The records underneath are to be repeated exactly, with the pictures left out.

+++ SUPPLIED ENTRIES

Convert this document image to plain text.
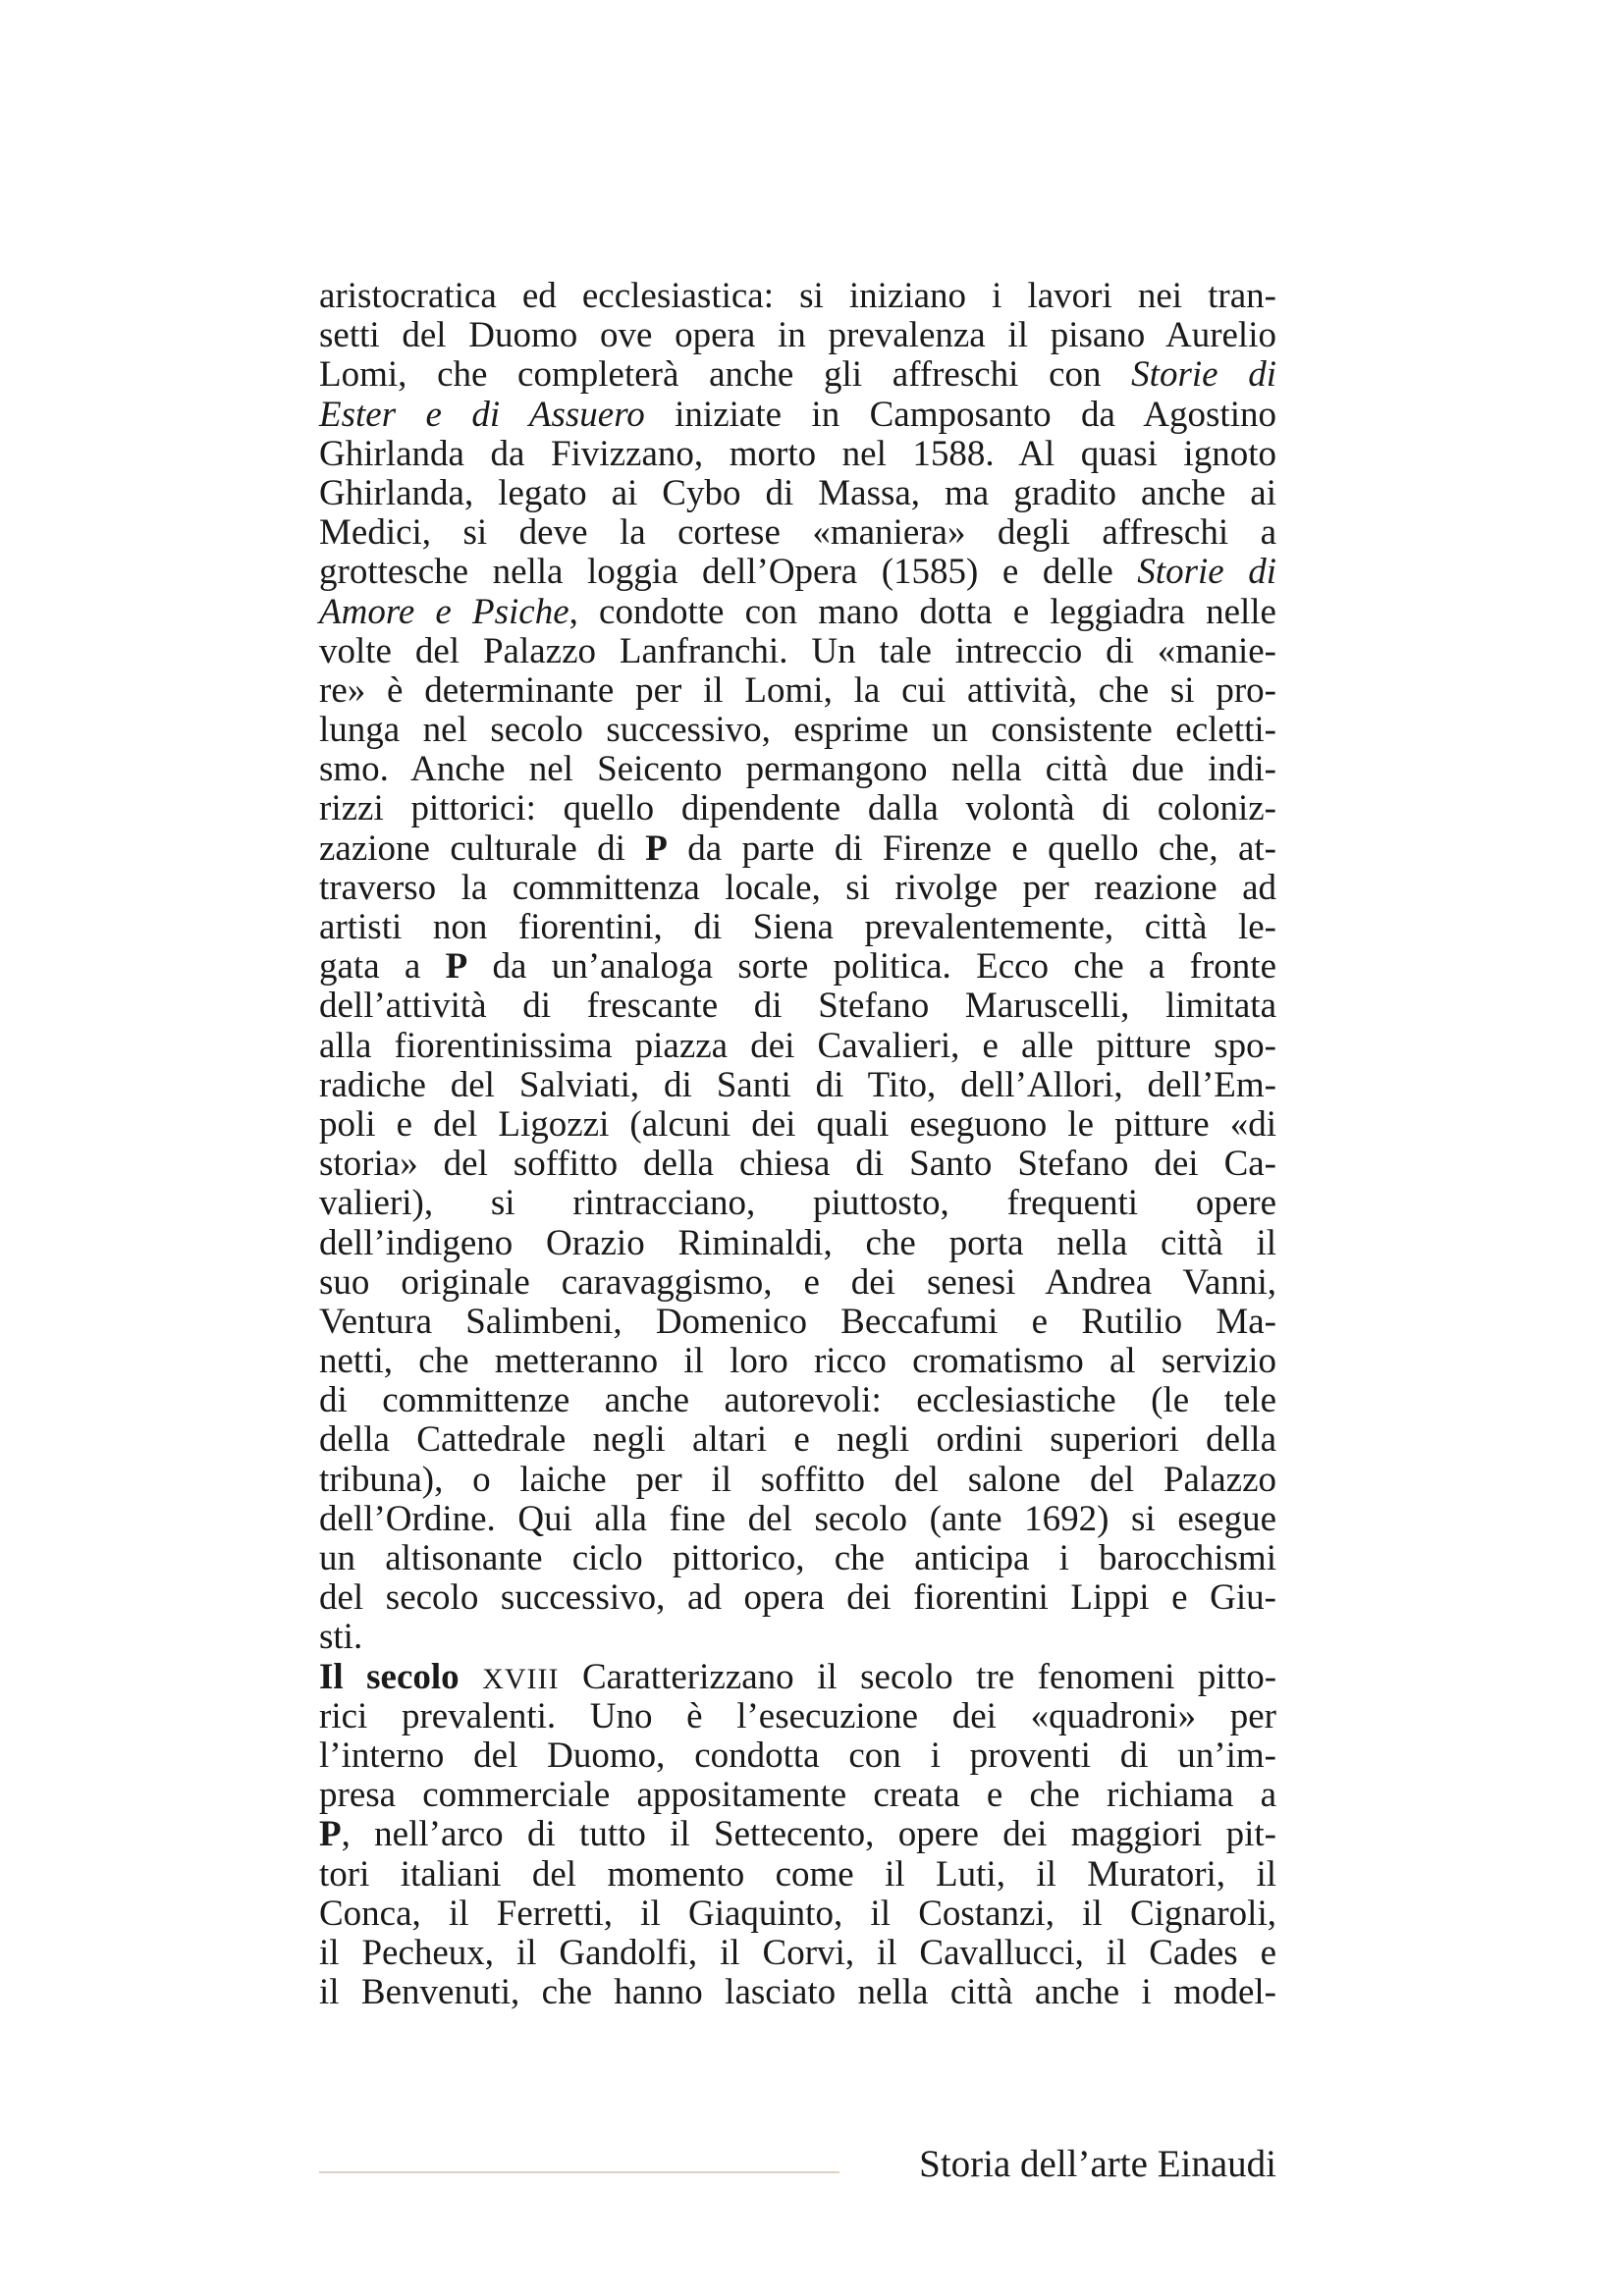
aristocratica ed ecclesiastica: si iniziano i lavori nei tran-
setti del Duomo ove opera in prevalenza il pisano Aurelio
Lomi, che completerà anche gli affreschi con Storie di
Ester e di Assuero iniziate in Camposanto da Agostino
Ghirlanda da Fivizzano, morto nel 1588. Al quasi ignoto
Ghirlanda, legato ai Cybo di Massa, ma gradito anche ai
Medici, si deve la cortese «maniera» degli affreschi a
grottesche nella loggia dell’Opera (1585) e delle Storie di
Amore e Psiche, condotte con mano dotta e leggiadra nelle
volte del Palazzo Lanfranchi. Un tale intreccio di «manie-
re» è determinante per il Lomi, la cui attività, che si pro-
lunga nel secolo successivo, esprime un consistente ecletti-
smo. Anche nel Seicento permangono nella città due indi-
rizzi pittorici: quello dipendente dalla volontà di coloniz-
zazione culturale di P da parte di Firenze e quello che, at-
traverso la committenza locale, si rivolge per reazione ad
artisti non fiorentini, di Siena prevalentemente, città le-
gata a P da un’analoga sorte politica. Ecco che a fronte
dell’attività di frescante di Stefano Maruscelli, limitata
alla fiorentinissima piazza dei Cavalieri, e alle pitture spo-
radiche del Salviati, di Santi di Tito, dell’Allori, dell’Em-
poli e del Ligozzi (alcuni dei quali eseguono le pitture «di
storia» del soffitto della chiesa di Santo Stefano dei Ca-
valieri), si rintracciano, piuttosto, frequenti opere
dell’indigeno Orazio Riminaldi, che porta nella città il
suo originale caravaggismo, e dei senesi Andrea Vanni,
Ventura Salimbeni, Domenico Beccafumi e Rutilio Ma-
netti, che metteranno il loro ricco cromatismo al servizio
di committenze anche autorevoli: ecclesiastiche (le tele
della Cattedrale negli altari e negli ordini superiori della
tribuna), o laiche per il soffitto del salone del Palazzo
dell’Ordine. Qui alla fine del secolo (ante 1692) si esegue
un altisonante ciclo pittorico, che anticipa i barocchismi
del secolo successivo, ad opera dei fiorentini Lippi e Giu-
sti.
Il secolo XVIII Caratterizzano il secolo tre fenomeni pitto-
rici prevalenti. Uno è l’esecuzione dei «quadroni» per
l’interno del Duomo, condotta con i proventi di un’im-
presa commerciale appositamente creata e che richiama a
P, nell’arco di tutto il Settecento, opere dei maggiori pit-
tori italiani del momento come il Luti, il Muratori, il
Conca, il Ferretti, il Giaquinto, il Costanzi, il Cignaroli,
il Pecheux, il Gandolfi, il Corvi, il Cavallucci, il Cades e
il Benvenuti, che hanno lasciato nella città anche i model-
Storia dell’arte Einaudi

++++++

### OUTPUT OF THE TASK
Convert this document image to plain text.
aristocratica ed ecclesiastica: si iniziano i lavori nei tran-
setti del Duomo ove opera in prevalenza il pisano Aurelio
Lomi, che completerà anche gli affreschi con Storie di
Ester e di Assuero iniziate in Camposanto da Agostino
Ghirlanda da Fivizzano, morto nel 1588. Al quasi ignoto
Ghirlanda, legato ai Cybo di Massa, ma gradito anche ai
Medici, si deve la cortese «maniera» degli affreschi a
grottesche nella loggia dell’Opera (1585) e delle Storie di
Amore e Psiche, condotte con mano dotta e leggiadra nelle
volte del Palazzo Lanfranchi. Un tale intreccio di «manie-
re» è determinante per il Lomi, la cui attività, che si pro-
lunga nel secolo successivo, esprime un consistente ecletti-
smo. Anche nel Seicento permangono nella città due indi-
rizzi pittorici: quello dipendente dalla volontà di coloniz-
zazione culturale di P da parte di Firenze e quello che, at-
traverso la committenza locale, si rivolge per reazione ad
artisti non fiorentini, di Siena prevalentemente, città le-
gata a P da un’analoga sorte politica. Ecco che a fronte
dell’attività di frescante di Stefano Maruscelli, limitata
alla fiorentinissima piazza dei Cavalieri, e alle pitture spo-
radiche del Salviati, di Santi di Tito, dell’Allori, dell’Em-
poli e del Ligozzi (alcuni dei quali eseguono le pitture «di
storia» del soffitto della chiesa di Santo Stefano dei Ca-
valieri), si rintracciano, piuttosto, frequenti opere
dell’indigeno Orazio Riminaldi, che porta nella città il
suo originale caravaggismo, e dei senesi Andrea Vanni,
Ventura Salimbeni, Domenico Beccafumi e Rutilio Ma-
netti, che metteranno il loro ricco cromatismo al servizio
di committenze anche autorevoli: ecclesiastiche (le tele
della Cattedrale negli altari e negli ordini superiori della
tribuna), o laiche per il soffitto del salone del Palazzo
dell’Ordine. Qui alla fine del secolo (ante 1692) si esegue
un altisonante ciclo pittorico, che anticipa i barocchismi
del secolo successivo, ad opera dei fiorentini Lippi e Giu-
sti.
Il secolo XVIII Caratterizzano il secolo tre fenomeni pitto-
rici prevalenti. Uno è l’esecuzione dei «quadroni» per
l’interno del Duomo, condotta con i proventi di un’im-
presa commerciale appositamente creata e che richiama a
P, nell’arco di tutto il Settecento, opere dei maggiori pit-
tori italiani del momento come il Luti, il Muratori, il
Conca, il Ferretti, il Giaquinto, il Costanzi, il Cignaroli,
il Pecheux, il Gandolfi, il Corvi, il Cavallucci, il Cades e
il Benvenuti, che hanno lasciato nella città anche i model-
Storia dell’arte Einaudi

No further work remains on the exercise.